#### GIVEN REQUEST
Look for the line with "Read out every word on this page." in the entries below, then extract that line and all lines after it exactly, with pictures left out.

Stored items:
* * * * * * * * *

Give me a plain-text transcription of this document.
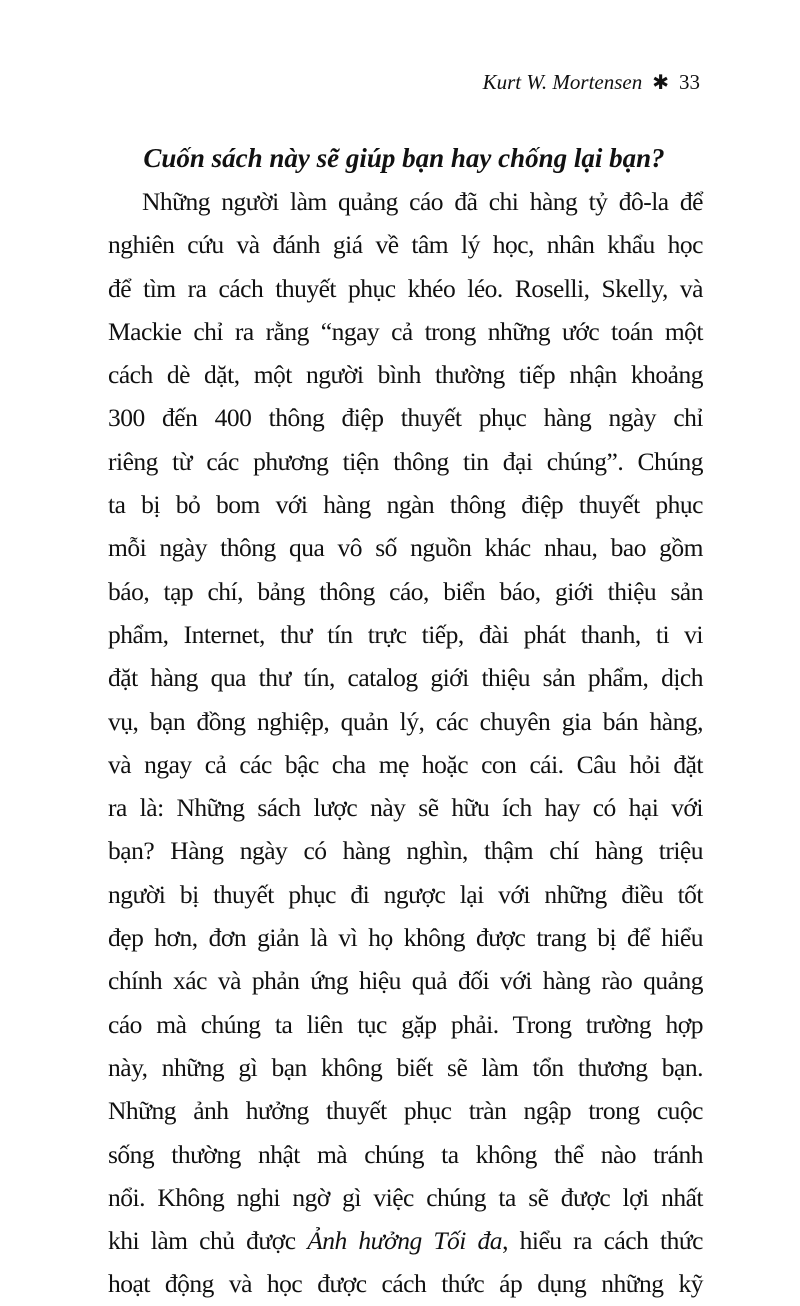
Kurt W. Mortensen ✱ 33
Cuốn sách này sẽ giúp bạn hay chống lại bạn?
Những người làm quảng cáo đã chi hàng tỷ đô-la để
nghiên cứu và đánh giá về tâm lý học, nhân khẩu học
để tìm ra cách thuyết phục khéo léo. Roselli, Skelly, và
Mackie chỉ ra rằng “ngay cả trong những ước toán một
cách dè dặt, một người bình thường tiếp nhận khoảng
300 đến 400 thông điệp thuyết phục hàng ngày chỉ
riêng từ các phương tiện thông tin đại chúng”. Chúng
ta bị bỏ bom với hàng ngàn thông điệp thuyết phục
mỗi ngày thông qua vô số nguồn khác nhau, bao gồm
báo, tạp chí, bảng thông cáo, biển báo, giới thiệu sản
phẩm, Internet, thư tín trực tiếp, đài phát thanh, ti vi
đặt hàng qua thư tín, catalog giới thiệu sản phẩm, dịch
vụ, bạn đồng nghiệp, quản lý, các chuyên gia bán hàng,
và ngay cả các bậc cha mẹ hoặc con cái. Câu hỏi đặt
ra là: Những sách lược này sẽ hữu ích hay có hại với
bạn? Hàng ngày có hàng nghìn, thậm chí hàng triệu
người bị thuyết phục đi ngược lại với những điều tốt
đẹp hơn, đơn giản là vì họ không được trang bị để hiểu
chính xác và phản ứng hiệu quả đối với hàng rào quảng
cáo mà chúng ta liên tục gặp phải. Trong trường hợp
này, những gì bạn không biết sẽ làm tổn thương bạn.
Những ảnh hưởng thuyết phục tràn ngập trong cuộc
sống thường nhật mà chúng ta không thể nào tránh
nổi. Không nghi ngờ gì việc chúng ta sẽ được lợi nhất
khi làm chủ được Ảnh hưởng Tối đa, hiểu ra cách thức
hoạt động và học được cách thức áp dụng những kỹ
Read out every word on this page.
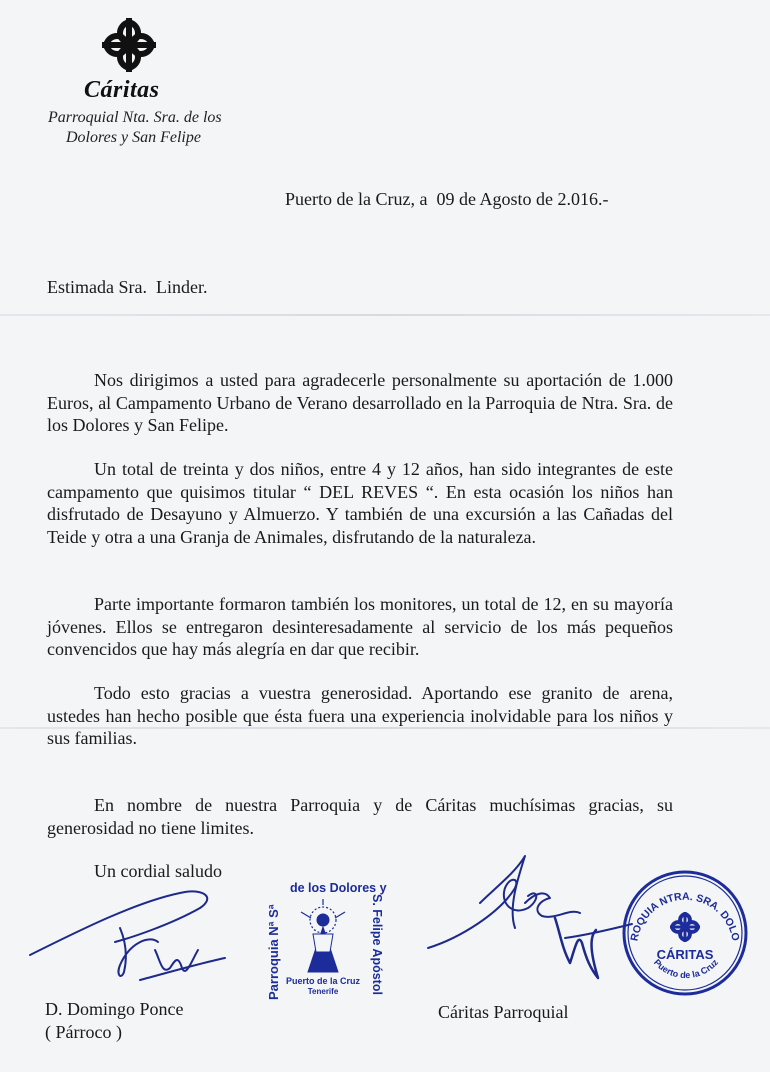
Cáritas
Parroquial Nta. Sra. de los
Dolores y San Felipe
Puerto de la Cruz, a  09 de Agosto de 2.016.-
Estimada Sra.  Linder.

Nos dirigimos a usted para agradecerle personalmente su aportación de 1.000 Euros, al Campamento Urbano de Verano desarrollado en la Parroquia de Ntra. Sra. de los Dolores y San Felipe.

Un total de treinta y dos niños, entre 4 y 12 años, han sido integrantes de este campamento que quisimos titular “ DEL REVES “. En esta ocasión los niños han disfrutado de Desayuno y Almuerzo. Y también de una excursión a las Cañadas del Teide y otra a una Granja de Animales, disfrutando de la naturaleza.

Parte importante formaron también los monitores, un total de 12, en su mayoría jóvenes. Ellos se entregaron desinteresadamente al servicio de los más pequeños convencidos que hay más alegría en dar que recibir.

Todo esto gracias a vuestra generosidad. Aportando ese granito de arena, ustedes han hecho posible que ésta fuera una experiencia inolvidable para los niños y sus familias.

En nombre de nuestra Parroquia y de Cáritas muchísimas gracias, su generosidad no tiene limites.

Un cordial saludo
D. Domingo Ponce
( Párroco )
Parroquia Nª Sª
de los Dolores y
S. Felipe Apóstol
Puerto de la Cruz
Tenerife
Cáritas Parroquial
ROQUIA NTRA. SRA. DOLO
CÁRITAS
Puerto de la Cruz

* * * * * * * * *

#### REPLY
Read out every word on this page.
Cáritas
Parroquial Nta. Sra. de los
Dolores y San Felipe
Puerto de la Cruz, a  09 de Agosto de 2.016.-
Estimada Sra.  Linder.

Nos dirigimos a usted para agradecerle personalmente su aportación de 1.000 Euros, al Campamento Urbano de Verano desarrollado en la Parroquia de Ntra. Sra. de los Dolores y San Felipe.

Un total de treinta y dos niños, entre 4 y 12 años, han sido integrantes de este campamento que quisimos titular “ DEL REVES “. En esta ocasión los niños han disfrutado de Desayuno y Almuerzo. Y también de una excursión a las Cañadas del Teide y otra a una Granja de Animales, disfrutando de la naturaleza.

Parte importante formaron también los monitores, un total de 12, en su mayoría jóvenes. Ellos se entregaron desinteresadamente al servicio de los más pequeños convencidos que hay más alegría en dar que recibir.

Todo esto gracias a vuestra generosidad. Aportando ese granito de arena, ustedes han hecho posible que ésta fuera una experiencia inolvidable para los niños y sus familias.

En nombre de nuestra Parroquia y de Cáritas muchísimas gracias, su generosidad no tiene limites.

Un cordial saludo
D. Domingo Ponce
( Párroco )
Parroquia Nª Sª
de los Dolores y
S. Felipe Apóstol
Puerto de la Cruz
Tenerife
Cáritas Parroquial
ROQUIA NTRA. SRA. DOLO
CÁRITAS
Puerto de la Cruz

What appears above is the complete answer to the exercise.